___ Data for processing ___

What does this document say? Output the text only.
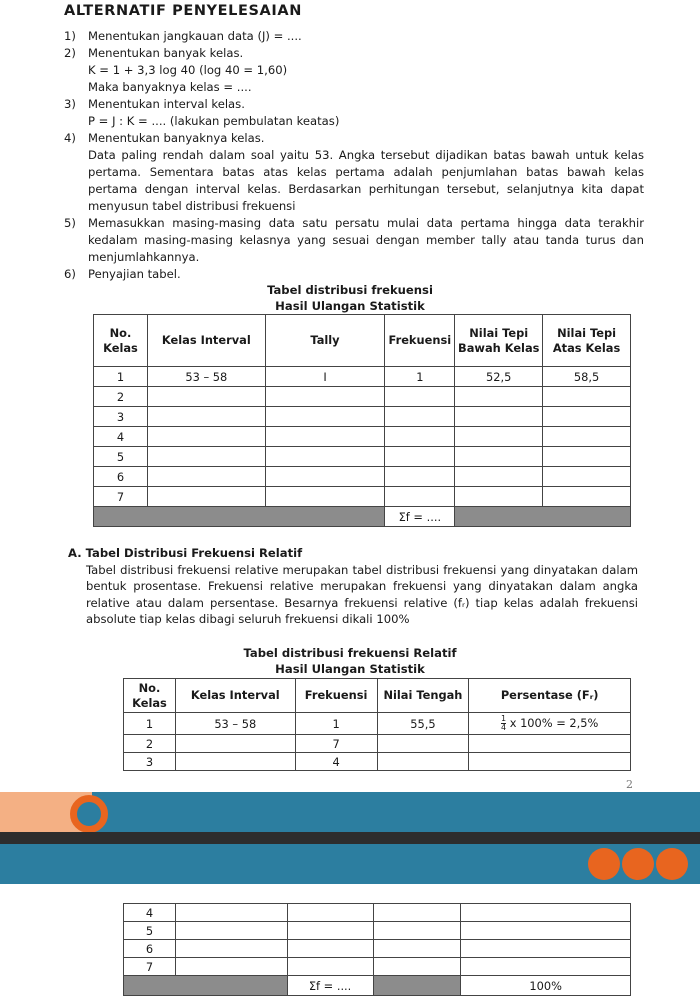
ALTERNATIF PENYELESAIAN
1)	Menentukan jangkauan data (J) = ....
2)	Menentukan banyak kelas.
K = 1 + 3,3 log 40 (log 40 = 1,60)
Maka banyaknya kelas = ....
3)	Menentukan interval kelas.
P = J : K = .... (lakukan pembulatan keatas)
4)	Menentukan banyaknya kelas.
Data paling rendah dalam soal yaitu 53. Angka tersebut dijadikan batas bawah untuk kelas pertama. Sementara batas atas kelas pertama adalah penjumlahan batas bawah kelas pertama dengan interval kelas. Berdasarkan perhitungan tersebut, selanjutnya kita dapat menyusun tabel distribusi frekuensi
5)	Memasukkan masing-masing data satu persatu mulai data pertama hingga data terakhir kedalam masing-masing kelasnya yang sesuai dengan member tally atau tanda turus dan menjumlahkannya.
6)	Penyajian tabel.
Tabel distribusi frekuensi
Hasil Ulangan Statistik
No. Kelas	Kelas Interval	Tally	Frekuensi	Nilai Tepi Bawah Kelas	Nilai Tepi Atas Kelas
1	53 – 58	I	1	52,5	58,5
2					
3					
4					
5					
6					
7					
			Σf = ....		
A. Tabel Distribusi Frekuensi Relatif
Tabel distribusi frekuensi relative merupakan tabel distribusi frekuensi yang dinyatakan dalam bentuk prosentase. Frekuensi relative merupakan frekuensi yang dinyatakan dalam angka relative atau dalam persentase. Besarnya frekuensi relative (fᵣ) tiap kelas adalah frekuensi absolute tiap kelas dibagi seluruh frekuensi dikali 100%
Tabel distribusi frekuensi Relatif
Hasil Ulangan Statistik
No. Kelas	Kelas Interval	Frekuensi	Nilai Tengah	Persentase (Fᵣ)
1	53 – 58	1	55,5	$\frac{1}{4}$ x 100% = 2,5%
2		7		
3		4		
2
4				
5				
6				
7				
		Σf = ....		100%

___

Copy out each line word for word, please, skipping the images.

Finished task →
What does this document say? Output the text only.
ALTERNATIF PENYELESAIAN
1)	Menentukan jangkauan data (J) = ....
2)	Menentukan banyak kelas.
K = 1 + 3,3 log 40 (log 40 = 1,60)
Maka banyaknya kelas = ....
3)	Menentukan interval kelas.
P = J : K = .... (lakukan pembulatan keatas)
4)	Menentukan banyaknya kelas.
Data paling rendah dalam soal yaitu 53. Angka tersebut dijadikan batas bawah untuk kelas pertama. Sementara batas atas kelas pertama adalah penjumlahan batas bawah kelas pertama dengan interval kelas. Berdasarkan perhitungan tersebut, selanjutnya kita dapat menyusun tabel distribusi frekuensi
5)	Memasukkan masing-masing data satu persatu mulai data pertama hingga data terakhir kedalam masing-masing kelasnya yang sesuai dengan member tally atau tanda turus dan menjumlahkannya.
6)	Penyajian tabel.
Tabel distribusi frekuensi
Hasil Ulangan Statistik
No. Kelas	Kelas Interval	Tally	Frekuensi	Nilai Tepi Bawah Kelas	Nilai Tepi Atas Kelas
1	53 – 58	I	1	52,5	58,5
2					
3					
4					
5					
6					
7					
			Σf = ....		
A. Tabel Distribusi Frekuensi Relatif
Tabel distribusi frekuensi relative merupakan tabel distribusi frekuensi yang dinyatakan dalam bentuk prosentase. Frekuensi relative merupakan frekuensi yang dinyatakan dalam angka relative atau dalam persentase. Besarnya frekuensi relative (fᵣ) tiap kelas adalah frekuensi absolute tiap kelas dibagi seluruh frekuensi dikali 100%
Tabel distribusi frekuensi Relatif
Hasil Ulangan Statistik
No. Kelas	Kelas Interval	Frekuensi	Nilai Tengah	Persentase (Fᵣ)
1	53 – 58	1	55,5	$\frac{1}{4}$ x 100% = 2,5%
2		7		
3		4		
2
4				
5				
6				
7				
		Σf = ....		100%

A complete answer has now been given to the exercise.